[TASK DETAILS]
Word for word, transcribe the lines below and drop the pictures.
:::::
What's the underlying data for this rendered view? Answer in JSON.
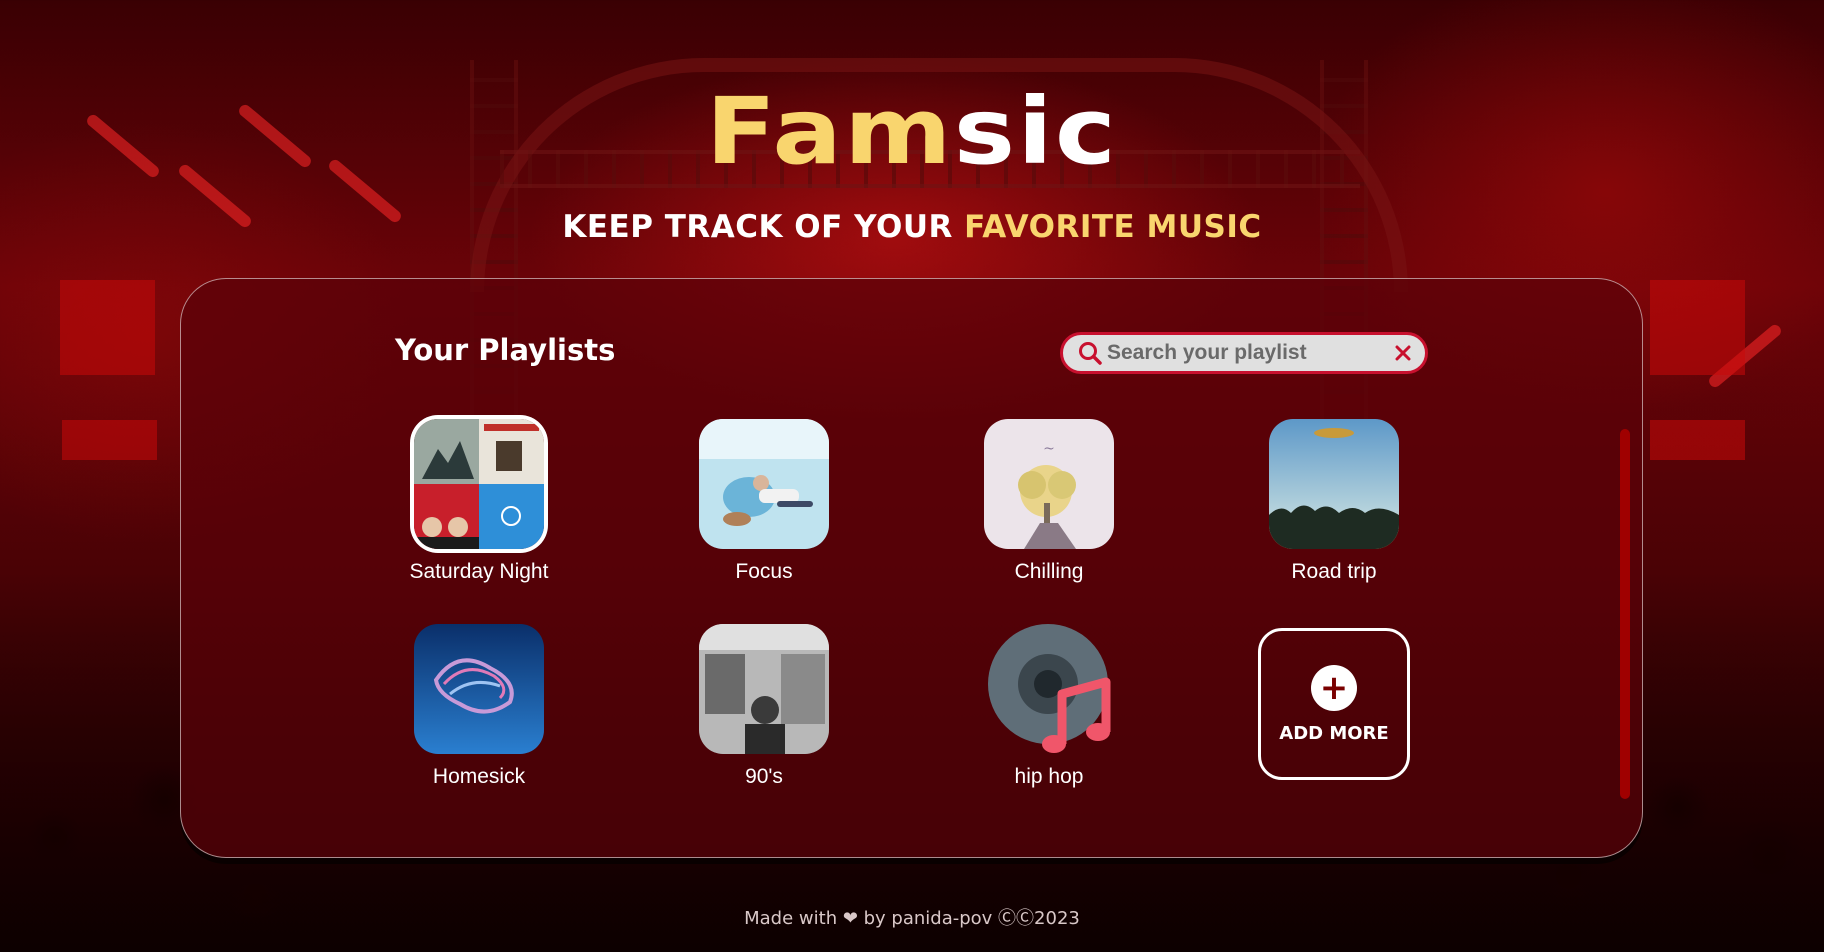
{
  "header": {
    "logo_part_a": "Fam",
    "logo_part_b": "sic",
    "tagline_lead": "KEEP TRACK OF YOUR ",
    "tagline_accent": "FAVORITE MUSIC"
  },
  "panel": {
    "title": "Your Playlists",
    "search": {
      "placeholder": "Search your playlist",
      "value": ""
    },
    "playlists": [
      {
        "label": "Saturday Night",
        "cover": "album-collage",
        "selected": true
      },
      {
        "label": "Focus",
        "cover": "person-with-guitar"
      },
      {
        "label": "Chilling",
        "cover": "tree-on-rock"
      },
      {
        "label": "Road trip",
        "cover": "landscape-sky"
      },
      {
        "label": "Homesick",
        "cover": "abstract-blue"
      },
      {
        "label": "90's",
        "cover": "black-white-photo"
      },
      {
        "label": "hip hop",
        "cover": "vinyl-music-note"
      }
    ],
    "add_more": {
      "icon": "plus-icon",
      "label": "ADD MORE"
    }
  },
  "footer": {
    "text": "Made with ❤ by panida-pov ⒸⒸ2023"
  },
  "colors": {
    "accent_yellow": "#f9d56e",
    "search_border": "#c8102e",
    "panel_bg": "#5a0208",
    "scrollbar": "#a00000"
  }
}
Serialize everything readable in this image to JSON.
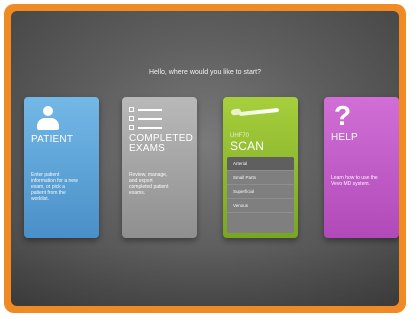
{
  "greeting": "Hello, where would you like to start?",
  "cards": [
    {
      "id": "patient",
      "title": "PATIENT",
      "description": "Enter patient\ninformation for a new\nexam, or pick a\npatient from the\nworklist.",
      "icon": "person-icon",
      "color": "#5aa3d8"
    },
    {
      "id": "completed-exams",
      "title": "COMPLETED\nEXAMS",
      "description": "Review, manage,\nand export\ncompleted patient\nexams.",
      "icon": "list-icon",
      "color": "#a6a6a6"
    },
    {
      "id": "scan",
      "model": "UHF70",
      "title": "SCAN",
      "icon": "probe-icon",
      "color": "#8fbb2e",
      "items": [
        "Arterial",
        "Small Parts",
        "Superficial",
        "Venous"
      ],
      "selected_index": 0
    },
    {
      "id": "help",
      "title": "HELP",
      "description": "Learn how to use the\nVevo MD system.",
      "icon": "question-mark-icon",
      "color": "#c25ec8"
    }
  ],
  "colors": {
    "bezel": "#f08a24",
    "screen": "#5f5f5f"
  }
}
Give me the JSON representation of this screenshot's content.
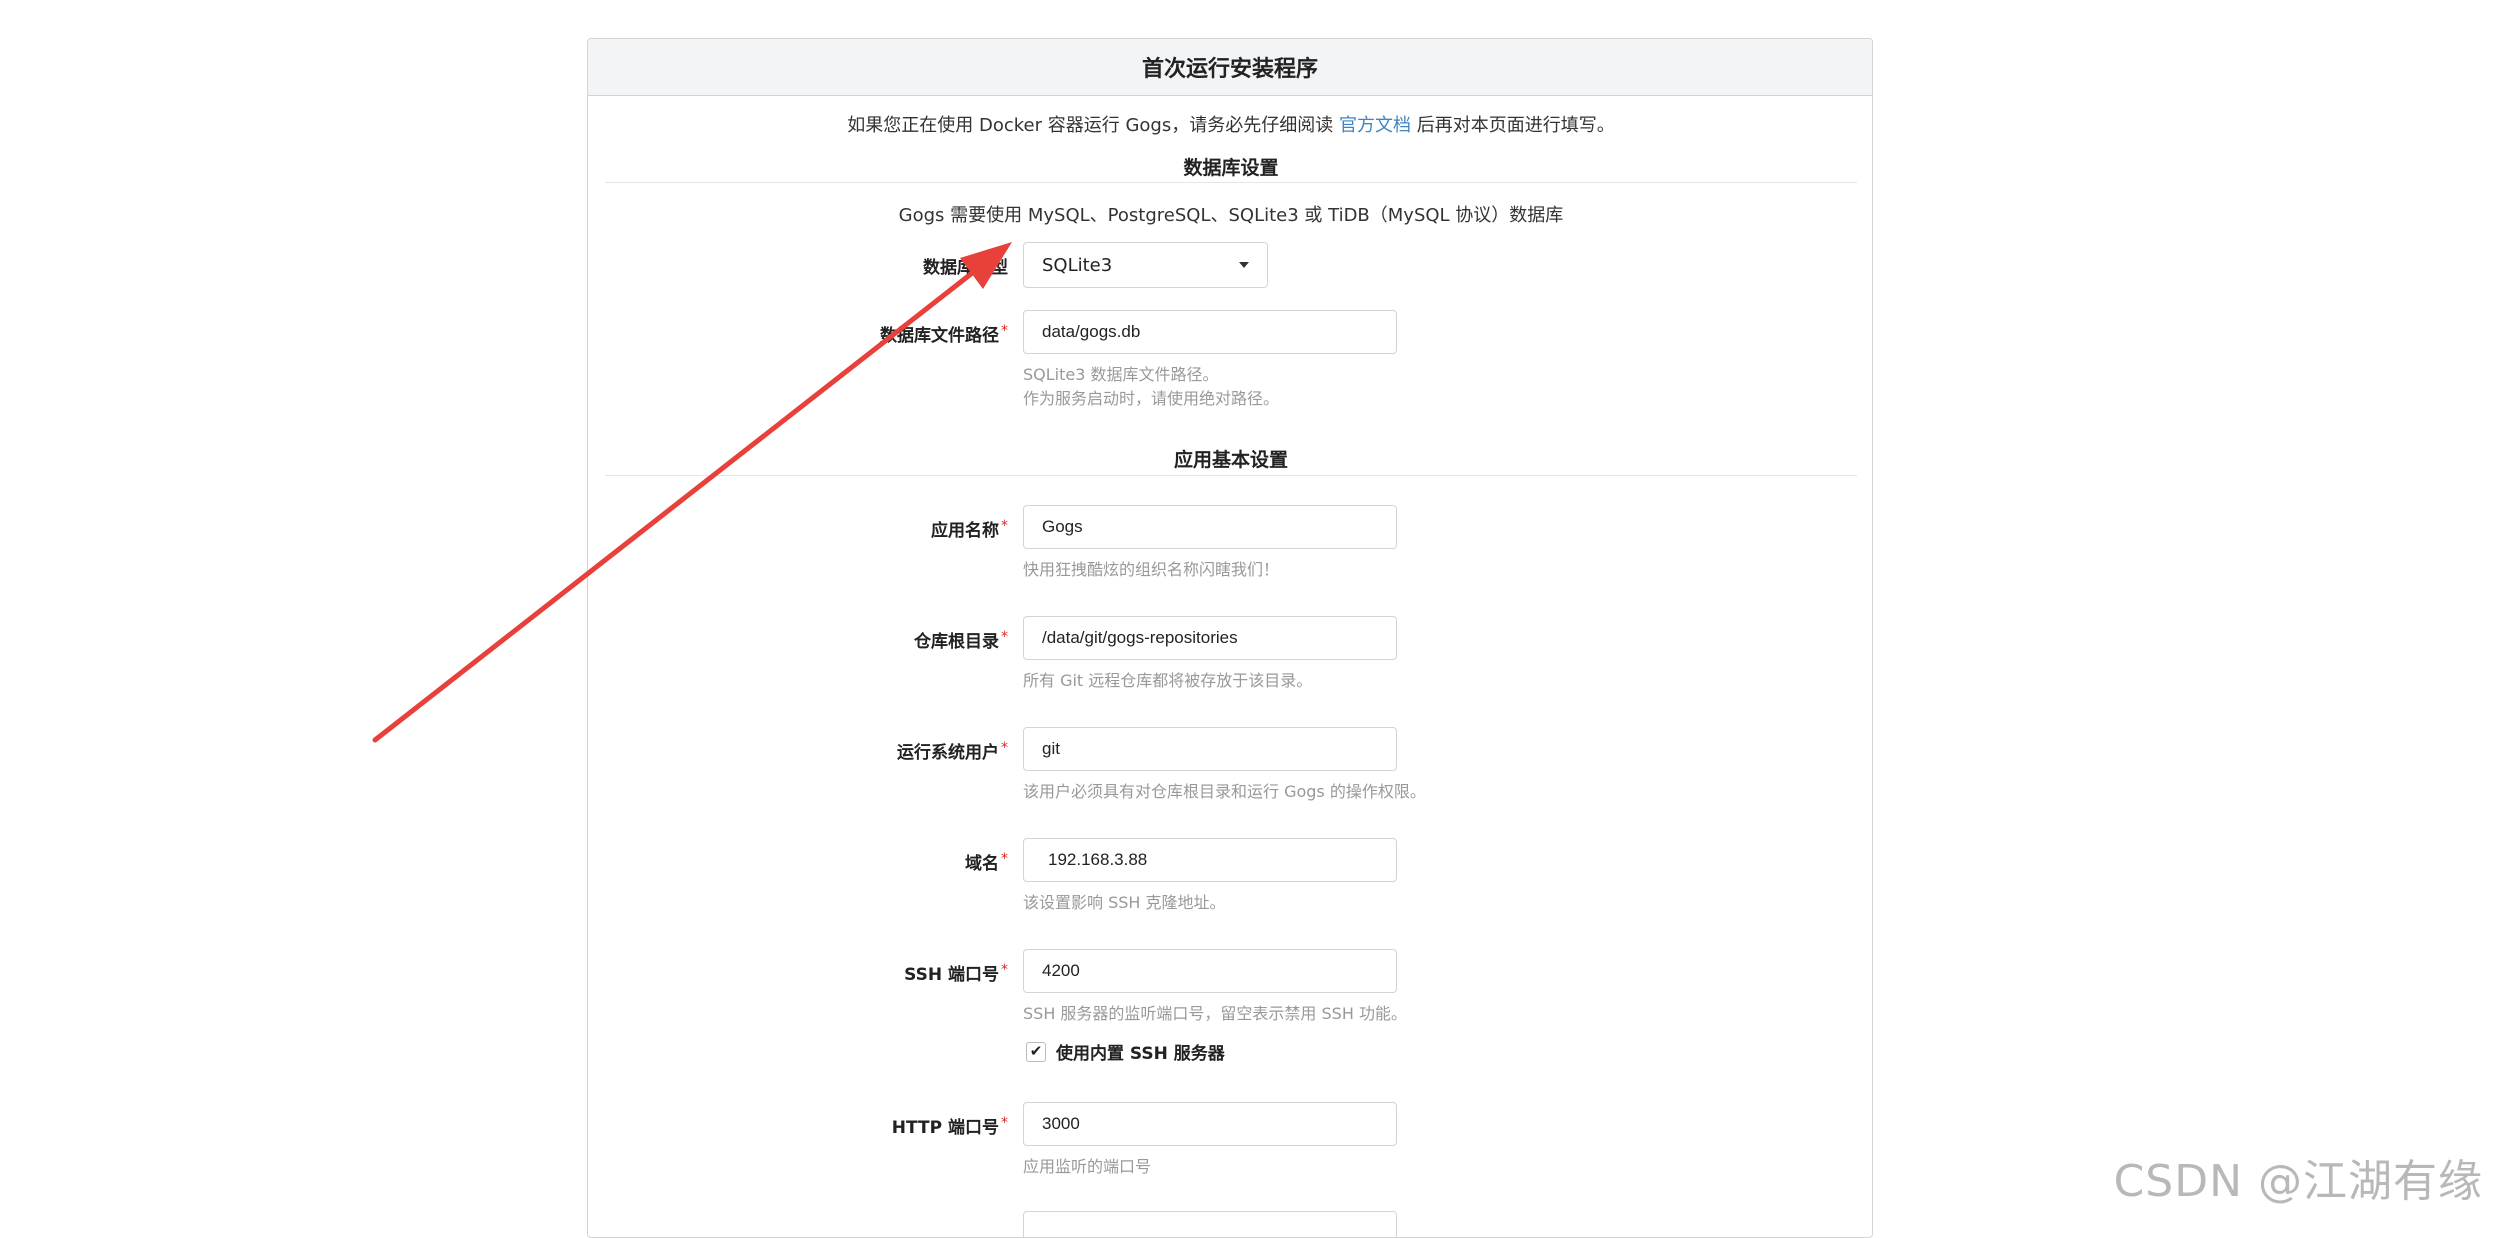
{
  "header": {
    "title": "首次运行安装程序"
  },
  "notice": {
    "before": "如果您正在使用 Docker 容器运行 Gogs，请务必先仔细阅读 ",
    "link": "官方文档",
    "after": " 后再对本页面进行填写。"
  },
  "database": {
    "section_title": "数据库设置",
    "description": "Gogs 需要使用 MySQL、PostgreSQL、SQLite3 或 TiDB（MySQL 协议）数据库",
    "type_label": "数据库类型",
    "type_value": "SQLite3",
    "path_label": "数据库文件路径",
    "path_value": "data/gogs.db",
    "path_help_1": "SQLite3 数据库文件路径。",
    "path_help_2": "作为服务启动时，请使用绝对路径。"
  },
  "app": {
    "section_title": "应用基本设置",
    "name_label": "应用名称",
    "name_value": "Gogs",
    "name_help": "快用狂拽酷炫的组织名称闪瞎我们！",
    "repo_label": "仓库根目录",
    "repo_value": "/data/git/gogs-repositories",
    "repo_help": "所有 Git 远程仓库都将被存放于该目录。",
    "user_label": "运行系统用户",
    "user_value": "git",
    "user_help": "该用户必须具有对仓库根目录和运行 Gogs 的操作权限。",
    "domain_label": "域名",
    "domain_value": "192.168.3.88",
    "domain_help": "该设置影响 SSH 克隆地址。",
    "ssh_label": "SSH 端口号",
    "ssh_value": "4200",
    "ssh_help": "SSH 服务器的监听端口号，留空表示禁用 SSH 功能。",
    "builtin_ssh_label": "使用内置 SSH 服务器",
    "builtin_ssh_checked": true,
    "http_label": "HTTP 端口号",
    "http_value": "3000",
    "http_help": "应用监听的端口号"
  },
  "required_mark": "*",
  "watermark": "CSDN @江湖有缘",
  "colors": {
    "link": "#4183c4",
    "required": "#db2828",
    "arrow": "#e8403a"
  }
}
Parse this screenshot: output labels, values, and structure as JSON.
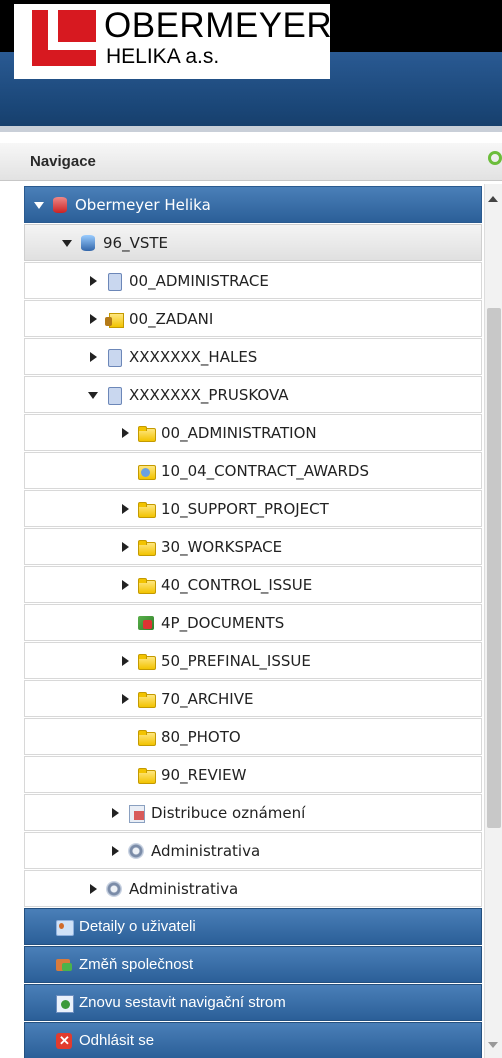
{
  "brand": {
    "name": "OBERMEYER",
    "subtitle": "HELIKA a.s.",
    "color": "#d71920"
  },
  "panel": {
    "title": "Navigace"
  },
  "tree": [
    {
      "label": "Obermeyer Helika",
      "icon": "database-red-icon",
      "expanded": true
    },
    {
      "label": "96_VSTE",
      "icon": "database-blue-icon",
      "expanded": true
    },
    {
      "label": "00_ADMINISTRACE",
      "icon": "project-icon",
      "expanded": false
    },
    {
      "label": "00_ZADANI",
      "icon": "locked-folder-icon",
      "expanded": false
    },
    {
      "label": "XXXXXXX_HALES",
      "icon": "project-icon",
      "expanded": false
    },
    {
      "label": "XXXXXXX_PRUSKOVA",
      "icon": "project-icon",
      "expanded": true
    },
    {
      "label": "00_ADMINISTRATION",
      "icon": "folder-icon",
      "expanded": false
    },
    {
      "label": "10_04_CONTRACT_AWARDS",
      "icon": "award-folder-icon",
      "expanded": null
    },
    {
      "label": "10_SUPPORT_PROJECT",
      "icon": "folder-icon",
      "expanded": false
    },
    {
      "label": "30_WORKSPACE",
      "icon": "folder-icon",
      "expanded": false
    },
    {
      "label": "40_CONTROL_ISSUE",
      "icon": "folder-icon",
      "expanded": false
    },
    {
      "label": "4P_DOCUMENTS",
      "icon": "4p-documents-icon",
      "expanded": null
    },
    {
      "label": "50_PREFINAL_ISSUE",
      "icon": "folder-icon",
      "expanded": false
    },
    {
      "label": "70_ARCHIVE",
      "icon": "folder-icon",
      "expanded": false
    },
    {
      "label": "80_PHOTO",
      "icon": "folder-icon",
      "expanded": null
    },
    {
      "label": "90_REVIEW",
      "icon": "folder-icon",
      "expanded": null
    },
    {
      "label": "Distribuce oznámení",
      "icon": "distribution-icon",
      "expanded": false
    },
    {
      "label": "Administrativa",
      "icon": "gear-icon",
      "expanded": false
    },
    {
      "label": "Administrativa",
      "icon": "gear-icon",
      "expanded": false
    }
  ],
  "bottom_menu": [
    {
      "label": "Detaily o uživateli",
      "icon": "user-details-icon"
    },
    {
      "label": "Změň společnost",
      "icon": "change-company-icon"
    },
    {
      "label": "Znovu sestavit navigační strom",
      "icon": "rebuild-tree-icon"
    },
    {
      "label": "Odhlásit se",
      "icon": "logout-icon"
    }
  ]
}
:::::
[CORRECT RESPONSE]
What's the underlying data for this rendered view? Answer in JSON.
{
  "header": {
    "logo_part_a": "Fam",
    "logo_part_b": "sic",
    "tagline_lead": "KEEP TRACK OF YOUR ",
    "tagline_accent": "FAVORITE MUSIC"
  },
  "panel": {
    "title": "Your Playlists",
    "search": {
      "placeholder": "Search your playlist",
      "value": ""
    },
    "playlists": [
      {
        "label": "Saturday Night",
        "cover": "album-collage",
        "selected": true
      },
      {
        "label": "Focus",
        "cover": "person-with-guitar"
      },
      {
        "label": "Chilling",
        "cover": "tree-on-rock"
      },
      {
        "label": "Road trip",
        "cover": "landscape-sky"
      },
      {
        "label": "Homesick",
        "cover": "abstract-blue"
      },
      {
        "label": "90's",
        "cover": "black-white-photo"
      },
      {
        "label": "hip hop",
        "cover": "vinyl-music-note"
      }
    ],
    "add_more": {
      "icon": "plus-icon",
      "label": "ADD MORE"
    }
  },
  "footer": {
    "text": "Made with ❤ by panida-pov ⒸⒸ2023"
  },
  "colors": {
    "accent_yellow": "#f9d56e",
    "search_border": "#c8102e",
    "panel_bg": "#5a0208",
    "scrollbar": "#a00000"
  }
}
Serialize everything readable in this image to JSON.
{
  "greeting": "Hello, where would you like to start?",
  "cards": [
    {
      "id": "patient",
      "title": "PATIENT",
      "description": "Enter patient\ninformation for a new\nexam, or pick a\npatient from the\nworklist.",
      "icon": "person-icon",
      "color": "#5aa3d8"
    },
    {
      "id": "completed-exams",
      "title": "COMPLETED\nEXAMS",
      "description": "Review, manage,\nand export\ncompleted patient\nexams.",
      "icon": "list-icon",
      "color": "#a6a6a6"
    },
    {
      "id": "scan",
      "model": "UHF70",
      "title": "SCAN",
      "icon": "probe-icon",
      "color": "#8fbb2e",
      "items": [
        "Arterial",
        "Small Parts",
        "Superficial",
        "Venous"
      ],
      "selected_index": 0
    },
    {
      "id": "help",
      "title": "HELP",
      "description": "Learn how to use the\nVevo MD system.",
      "icon": "question-mark-icon",
      "color": "#c25ec8"
    }
  ],
  "colors": {
    "bezel": "#f08a24",
    "screen": "#5f5f5f"
  }
}
Give me the JSON representation of this screenshot's content.
{
  "header": {
    "title": "首次运行安装程序"
  },
  "notice": {
    "before": "如果您正在使用 Docker 容器运行 Gogs，请务必先仔细阅读 ",
    "link": "官方文档",
    "after": " 后再对本页面进行填写。"
  },
  "database": {
    "section_title": "数据库设置",
    "description": "Gogs 需要使用 MySQL、PostgreSQL、SQLite3 或 TiDB（MySQL 协议）数据库",
    "type_label": "数据库类型",
    "type_value": "SQLite3",
    "path_label": "数据库文件路径",
    "path_value": "data/gogs.db",
    "path_help_1": "SQLite3 数据库文件路径。",
    "path_help_2": "作为服务启动时，请使用绝对路径。"
  },
  "app": {
    "section_title": "应用基本设置",
    "name_label": "应用名称",
    "name_value": "Gogs",
    "name_help": "快用狂拽酷炫的组织名称闪瞎我们！",
    "repo_label": "仓库根目录",
    "repo_value": "/data/git/gogs-repositories",
    "repo_help": "所有 Git 远程仓库都将被存放于该目录。",
    "user_label": "运行系统用户",
    "user_value": "git",
    "user_help": "该用户必须具有对仓库根目录和运行 Gogs 的操作权限。",
    "domain_label": "域名",
    "domain_value": "192.168.3.88",
    "domain_help": "该设置影响 SSH 克隆地址。",
    "ssh_label": "SSH 端口号",
    "ssh_value": "4200",
    "ssh_help": "SSH 服务器的监听端口号，留空表示禁用 SSH 功能。",
    "builtin_ssh_label": "使用内置 SSH 服务器",
    "builtin_ssh_checked": true,
    "http_label": "HTTP 端口号",
    "http_value": "3000",
    "http_help": "应用监听的端口号"
  },
  "required_mark": "*",
  "watermark": "CSDN @江湖有缘",
  "colors": {
    "link": "#4183c4",
    "required": "#db2828",
    "arrow": "#e8403a"
  }
}
Parse this screenshot: output labels, values, and structure as JSON.
{
  "brand": {
    "name": "OBERMEYER",
    "subtitle": "HELIKA a.s.",
    "color": "#d71920"
  },
  "panel": {
    "title": "Navigace"
  },
  "tree": [
    {
      "label": "Obermeyer Helika",
      "icon": "database-red-icon",
      "expanded": true
    },
    {
      "label": "96_VSTE",
      "icon": "database-blue-icon",
      "expanded": true
    },
    {
      "label": "00_ADMINISTRACE",
      "icon": "project-icon",
      "expanded": false
    },
    {
      "label": "00_ZADANI",
      "icon": "locked-folder-icon",
      "expanded": false
    },
    {
      "label": "XXXXXXX_HALES",
      "icon": "project-icon",
      "expanded": false
    },
    {
      "label": "XXXXXXX_PRUSKOVA",
      "icon": "project-icon",
      "expanded": true
    },
    {
      "label": "00_ADMINISTRATION",
      "icon": "folder-icon",
      "expanded": false
    },
    {
      "label": "10_04_CONTRACT_AWARDS",
      "icon": "award-folder-icon",
      "expanded": null
    },
    {
      "label": "10_SUPPORT_PROJECT",
      "icon": "folder-icon",
      "expanded": false
    },
    {
      "label": "30_WORKSPACE",
      "icon": "folder-icon",
      "expanded": false
    },
    {
      "label": "40_CONTROL_ISSUE",
      "icon": "folder-icon",
      "expanded": false
    },
    {
      "label": "4P_DOCUMENTS",
      "icon": "4p-documents-icon",
      "expanded": null
    },
    {
      "label": "50_PREFINAL_ISSUE",
      "icon": "folder-icon",
      "expanded": false
    },
    {
      "label": "70_ARCHIVE",
      "icon": "folder-icon",
      "expanded": false
    },
    {
      "label": "80_PHOTO",
      "icon": "folder-icon",
      "expanded": null
    },
    {
      "label": "90_REVIEW",
      "icon": "folder-icon",
      "expanded": null
    },
    {
      "label": "Distribuce oznámení",
      "icon": "distribution-icon",
      "expanded": false
    },
    {
      "label": "Administrativa",
      "icon": "gear-icon",
      "expanded": false
    },
    {
      "label": "Administrativa",
      "icon": "gear-icon",
      "expanded": false
    }
  ],
  "bottom_menu": [
    {
      "label": "Detaily o uživateli",
      "icon": "user-details-icon"
    },
    {
      "label": "Změň společnost",
      "icon": "change-company-icon"
    },
    {
      "label": "Znovu sestavit navigační strom",
      "icon": "rebuild-tree-icon"
    },
    {
      "label": "Odhlásit se",
      "icon": "logout-icon"
    }
  ]
}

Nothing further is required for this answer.